PROVIDED RECORDS:
######
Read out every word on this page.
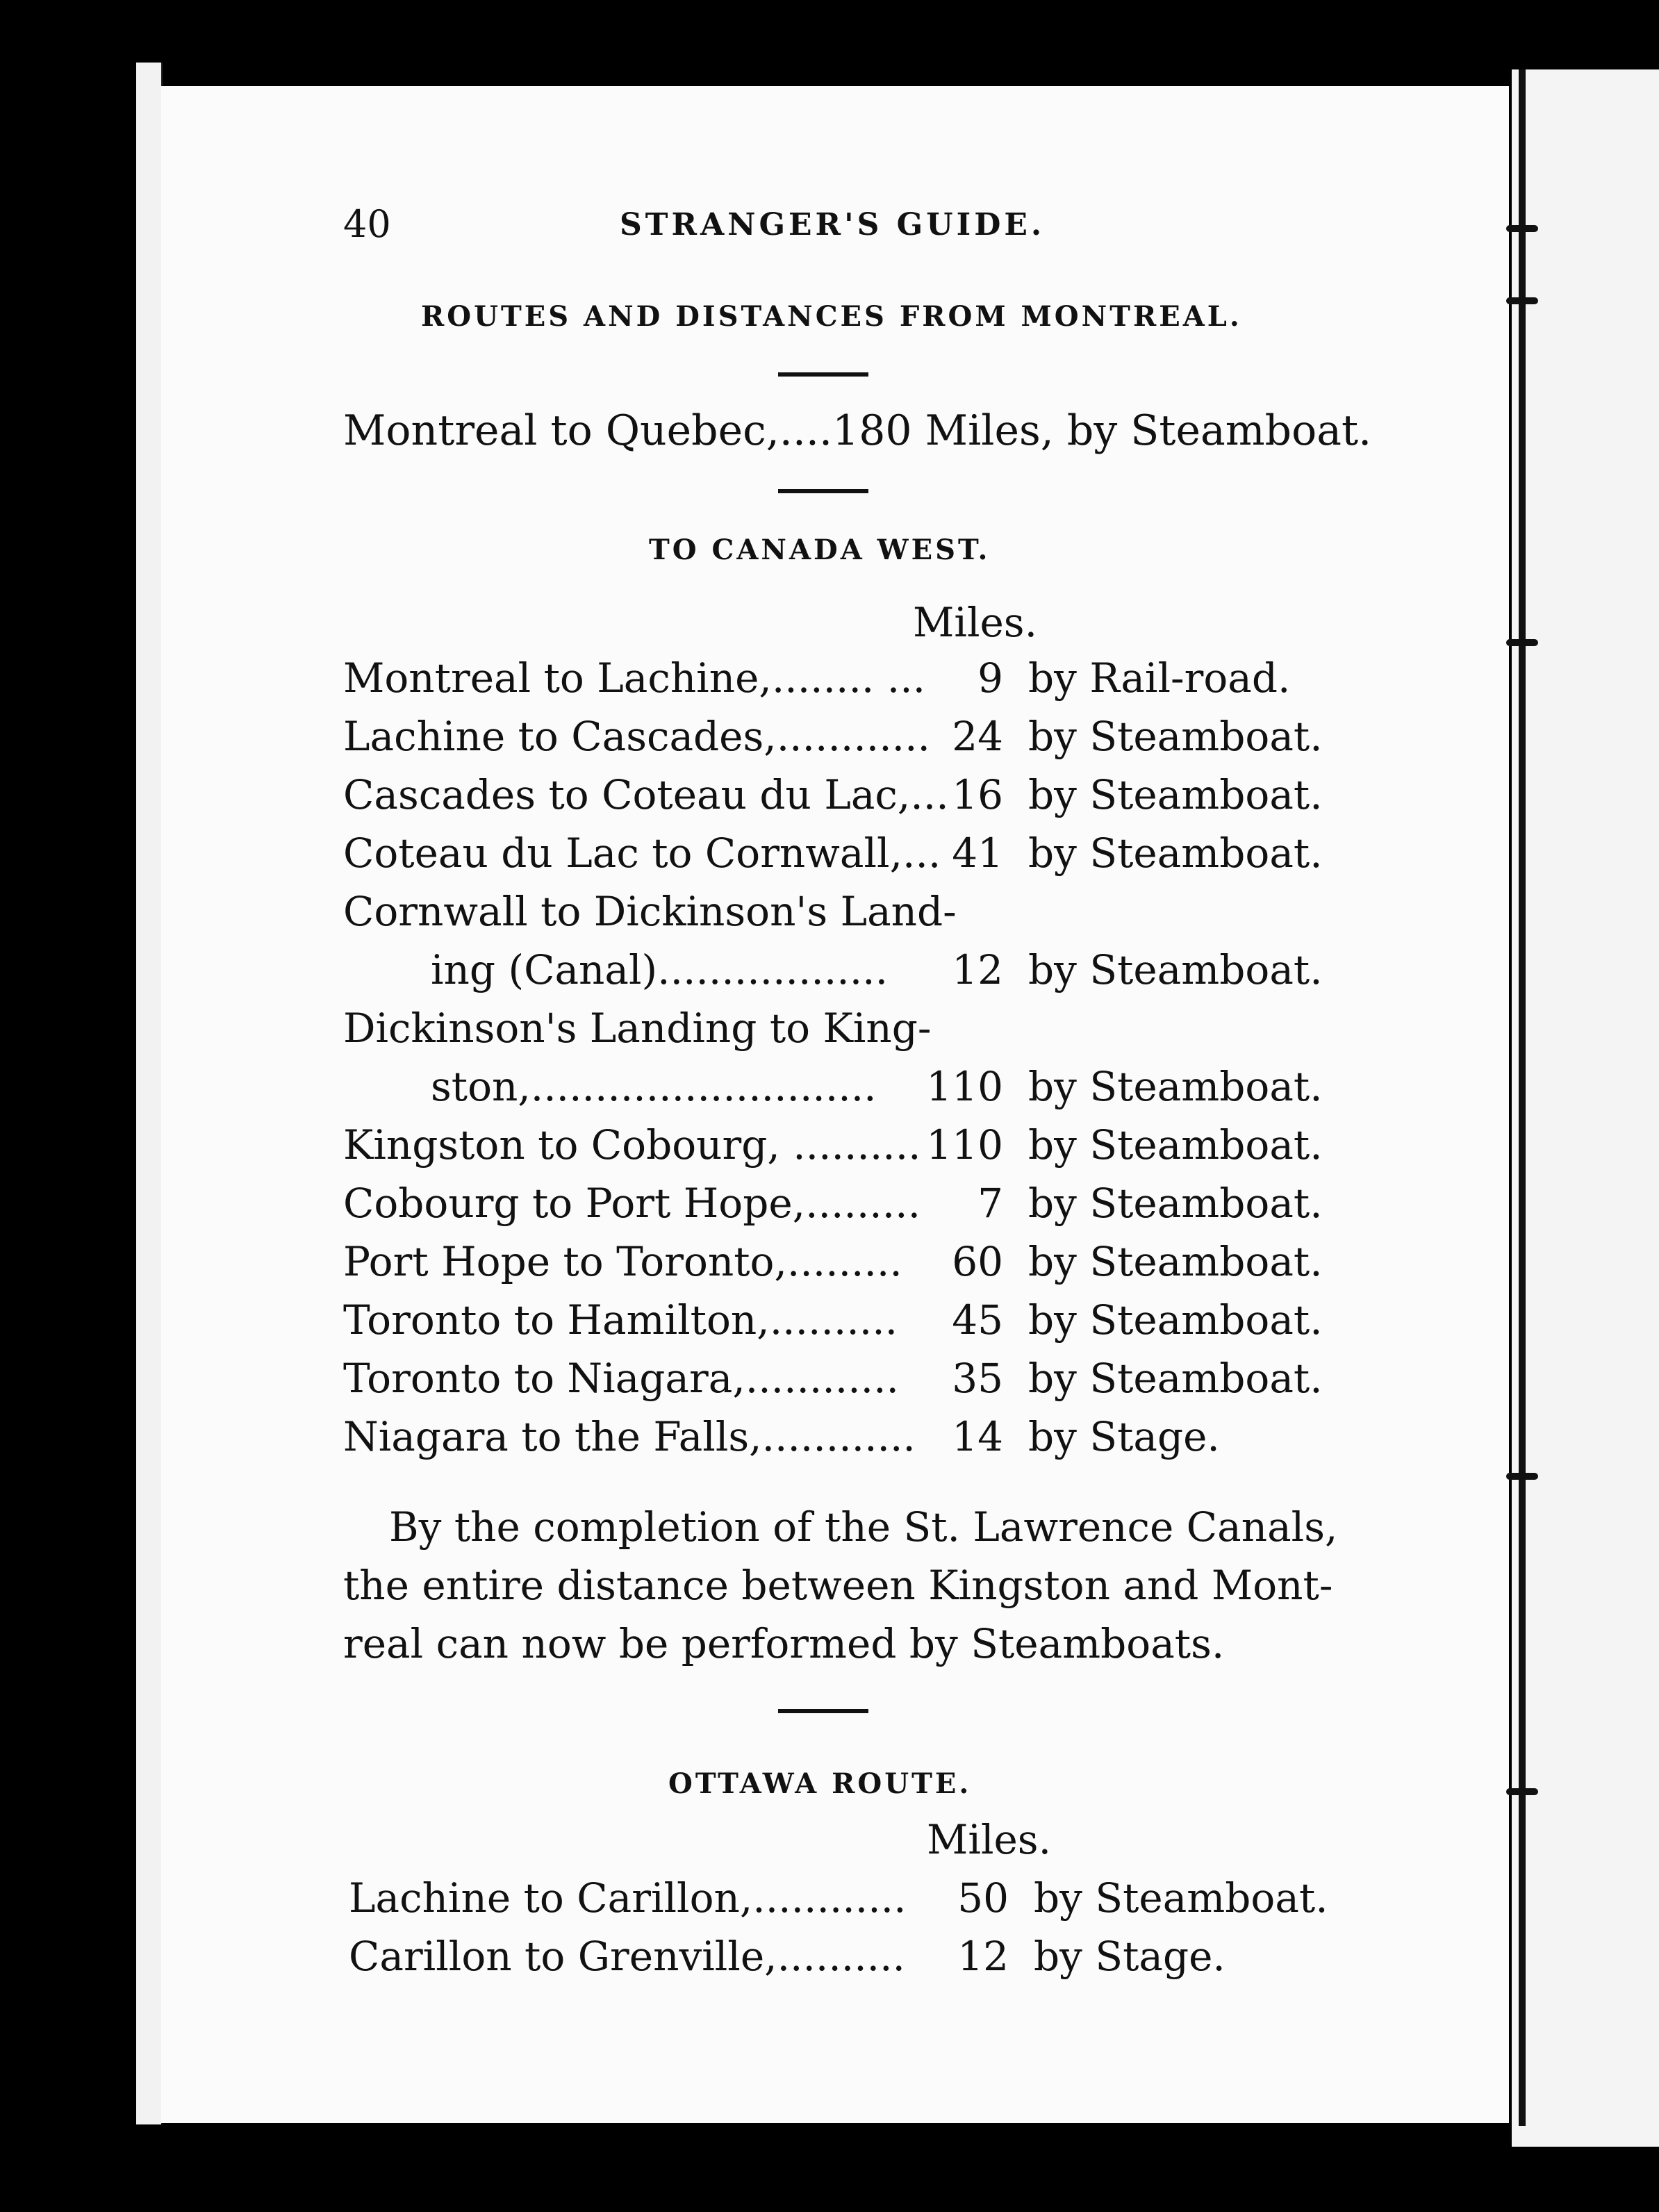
40	STRANGER'S GUIDE.
ROUTES AND DISTANCES FROM MONTREAL.
Montreal to Quebec,....180 Miles, by Steamboat.
TO CANADA WEST.
Miles.
Montreal to Lachine,........ ... 9 by Rail-road.
Lachine to Cascades,............ 24 by Steamboat.
Cascades to Coteau du Lac,... 16 by Steamboat.
Coteau du Lac to Cornwall,... 41 by Steamboat.
Cornwall to Dickinson's Land-
ing (Canal).................. 12 by Steamboat.
Dickinson's Landing to King-
ston,........................... 110 by Steamboat.
Kingston to Cobourg, .......... 110 by Steamboat.
Cobourg to Port Hope,......... 7 by Steamboat.
Port Hope to Toronto,......... 60 by Steamboat.
Toronto to Hamilton,.......... 45 by Steamboat.
Toronto to Niagara,............ 35 by Steamboat.
Niagara to the Falls,............ 14 by Stage.
By the completion of the St. Lawrence Canals,
the entire distance between Kingston and Mont-
real can now be performed by Steamboats.
OTTAWA ROUTE.
Miles.
Lachine to Carillon,............ 50 by Steamboat.
Carillon to Grenville,.......... 12 by Stage.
######
WRITTEN EXERCISE: Print each of the records above exactly as written, leaving no picture in the copy.

COMPLETE RESPONSE:
Read out every word on this page.
40	STRANGER'S GUIDE.
ROUTES AND DISTANCES FROM MONTREAL.
Montreal to Quebec,....180 Miles, by Steamboat.
TO CANADA WEST.
Miles.
Montreal to Lachine,........ ... 9 by Rail-road.
Lachine to Cascades,............ 24 by Steamboat.
Cascades to Coteau du Lac,... 16 by Steamboat.
Coteau du Lac to Cornwall,... 41 by Steamboat.
Cornwall to Dickinson's Land-
ing (Canal).................. 12 by Steamboat.
Dickinson's Landing to King-
ston,........................... 110 by Steamboat.
Kingston to Cobourg, .......... 110 by Steamboat.
Cobourg to Port Hope,......... 7 by Steamboat.
Port Hope to Toronto,......... 60 by Steamboat.
Toronto to Hamilton,.......... 45 by Steamboat.
Toronto to Niagara,............ 35 by Steamboat.
Niagara to the Falls,............ 14 by Stage.
By the completion of the St. Lawrence Canals,
the entire distance between Kingston and Mont-
real can now be performed by Steamboats.
OTTAWA ROUTE.
Miles.
Lachine to Carillon,............ 50 by Steamboat.
Carillon to Grenville,.......... 12 by Stage.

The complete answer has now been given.